• [PASSAGE TO READ]:
══════

Dichomeris sevectella

Scientific classification
- Kingdom: Animalia
- Phylum: Arthropoda
- Class: Insecta
- Order: Lepidoptera
- Family: Gelechiidae
- Genus: Dichomeris
- Species: D. sevectella
- Binomial name: Dichomeris sevectella (Walker, 1864)
- Synonyms: Gelechia sevectella Walker, 1864; Ilingiotis sevectella;

= Dichomeris sevectella =

- Authority: (Walker, 1864)
- Synonyms: Gelechia sevectella Walker, 1864, Ilingiotis sevectella

Species of moth

Dichomeris sevectella is a moth in the family Gelechiidae. It was described by Francis Walker in 1864. It is found in Guyana and Amazonas, Brazil.

The wingspan is 10–14 mm. The forewings are light grey, strigulated with darker and somewhat mixed with ochreous whitish. The costa is broadly suffused with ochreous whitish from the base to three-fourths, the costal edge blackish towards the base. There is a small black spot towards the costa near the base. The stigmata are represented by round blackish spots edged with whitish, the plical smaller, slightly beyond the first discal. There is also a black dot or mark on the costa at three-fifths and a curved whitish line from the costa beyond this to the tornus, as well as an ochreous-whitish line around the posterior part of the costa and termen, marked with a series of blackish dots. The hindwings are rather dark grey.

══════

• [RECORD EXTRACTS]:
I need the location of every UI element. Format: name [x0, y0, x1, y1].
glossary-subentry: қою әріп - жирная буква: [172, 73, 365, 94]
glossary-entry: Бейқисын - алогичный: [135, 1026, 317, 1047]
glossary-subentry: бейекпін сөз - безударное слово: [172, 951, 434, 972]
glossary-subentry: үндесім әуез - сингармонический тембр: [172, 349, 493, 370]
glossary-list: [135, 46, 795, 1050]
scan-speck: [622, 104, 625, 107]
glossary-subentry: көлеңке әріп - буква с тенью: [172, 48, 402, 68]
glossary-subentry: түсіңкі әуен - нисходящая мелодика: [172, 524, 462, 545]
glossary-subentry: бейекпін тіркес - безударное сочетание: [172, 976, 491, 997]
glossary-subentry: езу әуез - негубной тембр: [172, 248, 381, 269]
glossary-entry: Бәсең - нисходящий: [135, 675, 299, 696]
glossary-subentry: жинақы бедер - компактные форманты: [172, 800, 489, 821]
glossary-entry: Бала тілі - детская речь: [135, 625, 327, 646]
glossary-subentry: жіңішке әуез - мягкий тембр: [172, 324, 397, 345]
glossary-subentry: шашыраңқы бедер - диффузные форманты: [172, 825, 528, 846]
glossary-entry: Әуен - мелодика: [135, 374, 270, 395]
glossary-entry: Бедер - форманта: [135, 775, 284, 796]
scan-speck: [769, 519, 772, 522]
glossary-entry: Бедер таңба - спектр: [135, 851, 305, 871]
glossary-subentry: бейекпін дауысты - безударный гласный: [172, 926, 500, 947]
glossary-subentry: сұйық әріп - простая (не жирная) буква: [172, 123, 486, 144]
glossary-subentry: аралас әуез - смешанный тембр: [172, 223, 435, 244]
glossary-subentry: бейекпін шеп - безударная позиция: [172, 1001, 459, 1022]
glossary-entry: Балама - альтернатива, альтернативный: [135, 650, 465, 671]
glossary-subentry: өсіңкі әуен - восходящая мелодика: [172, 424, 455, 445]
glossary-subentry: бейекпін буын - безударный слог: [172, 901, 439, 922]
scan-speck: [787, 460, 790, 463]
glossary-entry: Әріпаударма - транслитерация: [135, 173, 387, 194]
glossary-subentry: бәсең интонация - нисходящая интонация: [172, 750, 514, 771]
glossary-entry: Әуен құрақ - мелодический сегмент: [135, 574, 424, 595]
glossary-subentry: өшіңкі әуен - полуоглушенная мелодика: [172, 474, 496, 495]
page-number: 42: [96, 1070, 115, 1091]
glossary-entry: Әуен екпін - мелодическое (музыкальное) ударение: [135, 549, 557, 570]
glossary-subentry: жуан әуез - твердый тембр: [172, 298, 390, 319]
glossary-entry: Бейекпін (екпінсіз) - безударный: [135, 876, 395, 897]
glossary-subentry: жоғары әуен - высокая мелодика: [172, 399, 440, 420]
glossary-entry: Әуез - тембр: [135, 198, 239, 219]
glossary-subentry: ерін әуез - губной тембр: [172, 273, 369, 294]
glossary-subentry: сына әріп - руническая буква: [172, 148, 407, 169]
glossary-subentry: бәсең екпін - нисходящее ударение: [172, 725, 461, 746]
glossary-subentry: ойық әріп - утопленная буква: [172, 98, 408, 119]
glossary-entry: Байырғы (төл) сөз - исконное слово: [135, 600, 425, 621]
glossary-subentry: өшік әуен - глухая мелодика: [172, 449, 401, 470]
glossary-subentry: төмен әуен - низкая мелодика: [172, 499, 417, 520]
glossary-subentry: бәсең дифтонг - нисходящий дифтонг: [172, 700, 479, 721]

══════

• [PARTS OF THE EXERCISE]:
A) Write out, word for word, the part of the Dichomeris sevectella text starting with "The wingspan is" and going on through "rather dark grey.".
B) According to the Dichomeris sevectella text, where is this moth found?

• [SOLVED TASKS]:
A)
The wingspan is 10–14 mm. The forewings are light grey, strigulated with darker and somewhat mixed with ochreous whitish. The costa is broadly suffused with ochreous whitish from the base to three-fourths, the costal edge blackish towards the base. There is a small black spot towards the costa near the base. The stigmata are represented by round blackish spots edged with whitish, the plical smaller, slightly beyond the first discal. There is also a black dot or mark on the costa at three-fifths and a curved whitish line from the costa beyond this to the tornus, as well as an ochreous-whitish line around the posterior part of the costa and termen, marked with a series of blackish dots. The hindwings are rather dark grey.

B) Guyana and Amazonas, Brazil.